=== Goal ===
Check each line of the listing for the string "restrictions", count the lines that have it, and answer with that number only.

=== Supplied records ===
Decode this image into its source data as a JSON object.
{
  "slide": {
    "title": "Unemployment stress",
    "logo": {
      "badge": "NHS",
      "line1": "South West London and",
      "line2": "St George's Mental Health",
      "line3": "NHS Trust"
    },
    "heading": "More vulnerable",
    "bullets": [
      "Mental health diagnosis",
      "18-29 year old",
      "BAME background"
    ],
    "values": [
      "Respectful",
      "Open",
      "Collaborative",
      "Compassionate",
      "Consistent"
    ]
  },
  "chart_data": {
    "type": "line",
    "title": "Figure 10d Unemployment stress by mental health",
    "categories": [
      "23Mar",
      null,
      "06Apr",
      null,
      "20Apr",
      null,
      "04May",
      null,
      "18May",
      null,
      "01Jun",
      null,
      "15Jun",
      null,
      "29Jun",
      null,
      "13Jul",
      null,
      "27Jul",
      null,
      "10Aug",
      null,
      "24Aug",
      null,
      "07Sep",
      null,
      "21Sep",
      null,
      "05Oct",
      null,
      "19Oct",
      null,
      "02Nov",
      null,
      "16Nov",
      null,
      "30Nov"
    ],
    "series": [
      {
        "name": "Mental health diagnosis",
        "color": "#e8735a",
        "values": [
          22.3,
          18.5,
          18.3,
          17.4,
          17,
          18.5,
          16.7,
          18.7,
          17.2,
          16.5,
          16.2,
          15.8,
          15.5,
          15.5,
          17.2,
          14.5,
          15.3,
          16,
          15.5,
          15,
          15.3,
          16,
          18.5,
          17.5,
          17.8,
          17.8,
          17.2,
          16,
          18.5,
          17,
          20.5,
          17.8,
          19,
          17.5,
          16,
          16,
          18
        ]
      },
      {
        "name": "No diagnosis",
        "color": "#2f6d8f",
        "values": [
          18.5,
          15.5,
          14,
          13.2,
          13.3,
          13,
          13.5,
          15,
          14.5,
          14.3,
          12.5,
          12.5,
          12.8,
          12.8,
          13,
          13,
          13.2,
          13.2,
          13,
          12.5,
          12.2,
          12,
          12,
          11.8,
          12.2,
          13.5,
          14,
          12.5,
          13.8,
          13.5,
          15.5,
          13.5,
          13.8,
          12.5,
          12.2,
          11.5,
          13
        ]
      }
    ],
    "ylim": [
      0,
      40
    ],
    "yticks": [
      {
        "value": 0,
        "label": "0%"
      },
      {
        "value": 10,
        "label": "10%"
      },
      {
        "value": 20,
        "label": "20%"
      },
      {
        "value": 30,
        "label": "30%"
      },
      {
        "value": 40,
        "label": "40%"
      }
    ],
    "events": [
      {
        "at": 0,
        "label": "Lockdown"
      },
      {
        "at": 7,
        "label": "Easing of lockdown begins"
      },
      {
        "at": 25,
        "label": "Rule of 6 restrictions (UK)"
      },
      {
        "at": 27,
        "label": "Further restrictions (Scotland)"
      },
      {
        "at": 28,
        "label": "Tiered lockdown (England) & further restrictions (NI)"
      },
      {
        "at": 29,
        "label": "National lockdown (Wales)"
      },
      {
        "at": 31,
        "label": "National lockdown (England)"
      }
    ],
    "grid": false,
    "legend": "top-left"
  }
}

=== The output ===
3